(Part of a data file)
- - - - -

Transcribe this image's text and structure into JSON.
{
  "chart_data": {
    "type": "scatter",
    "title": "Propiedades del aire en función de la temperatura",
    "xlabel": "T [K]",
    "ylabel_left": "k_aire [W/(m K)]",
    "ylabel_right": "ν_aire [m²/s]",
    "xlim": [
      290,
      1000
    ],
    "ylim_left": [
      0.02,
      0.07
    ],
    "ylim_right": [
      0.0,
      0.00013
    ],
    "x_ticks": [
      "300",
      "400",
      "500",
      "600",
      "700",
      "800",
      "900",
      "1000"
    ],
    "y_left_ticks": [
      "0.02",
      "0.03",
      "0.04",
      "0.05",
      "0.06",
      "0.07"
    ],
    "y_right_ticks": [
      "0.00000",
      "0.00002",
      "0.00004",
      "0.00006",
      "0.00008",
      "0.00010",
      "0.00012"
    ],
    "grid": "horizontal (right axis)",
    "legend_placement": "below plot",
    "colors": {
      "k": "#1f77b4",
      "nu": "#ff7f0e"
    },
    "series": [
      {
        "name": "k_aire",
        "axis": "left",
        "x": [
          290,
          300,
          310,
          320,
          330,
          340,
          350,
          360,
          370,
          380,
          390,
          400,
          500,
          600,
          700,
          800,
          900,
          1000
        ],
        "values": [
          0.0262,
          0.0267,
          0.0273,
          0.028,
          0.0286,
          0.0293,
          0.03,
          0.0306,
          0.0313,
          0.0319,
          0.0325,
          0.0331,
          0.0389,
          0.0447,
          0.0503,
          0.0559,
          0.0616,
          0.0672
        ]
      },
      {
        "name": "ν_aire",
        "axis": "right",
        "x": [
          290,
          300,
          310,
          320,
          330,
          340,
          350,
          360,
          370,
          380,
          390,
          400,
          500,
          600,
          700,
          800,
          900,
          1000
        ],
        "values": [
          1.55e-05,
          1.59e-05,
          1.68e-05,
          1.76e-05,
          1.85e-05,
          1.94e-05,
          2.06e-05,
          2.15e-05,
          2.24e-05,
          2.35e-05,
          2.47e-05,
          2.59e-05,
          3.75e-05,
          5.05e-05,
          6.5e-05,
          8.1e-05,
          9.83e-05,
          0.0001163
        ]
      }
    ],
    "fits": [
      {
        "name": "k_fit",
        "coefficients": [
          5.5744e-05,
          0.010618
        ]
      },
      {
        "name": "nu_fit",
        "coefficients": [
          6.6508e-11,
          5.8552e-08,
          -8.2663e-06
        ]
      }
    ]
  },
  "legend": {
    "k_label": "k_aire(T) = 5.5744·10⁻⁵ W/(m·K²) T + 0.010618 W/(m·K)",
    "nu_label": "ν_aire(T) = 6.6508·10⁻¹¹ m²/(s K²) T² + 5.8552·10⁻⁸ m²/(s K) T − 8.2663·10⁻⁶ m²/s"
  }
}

- - - - -

WRITTEN EXERCISE.
Copy out every line in the entries above that holds "axis".

FINISHED ANSWER.
    "grid": "horizontal (right axis)",
        "axis": "left",
        "axis": "right",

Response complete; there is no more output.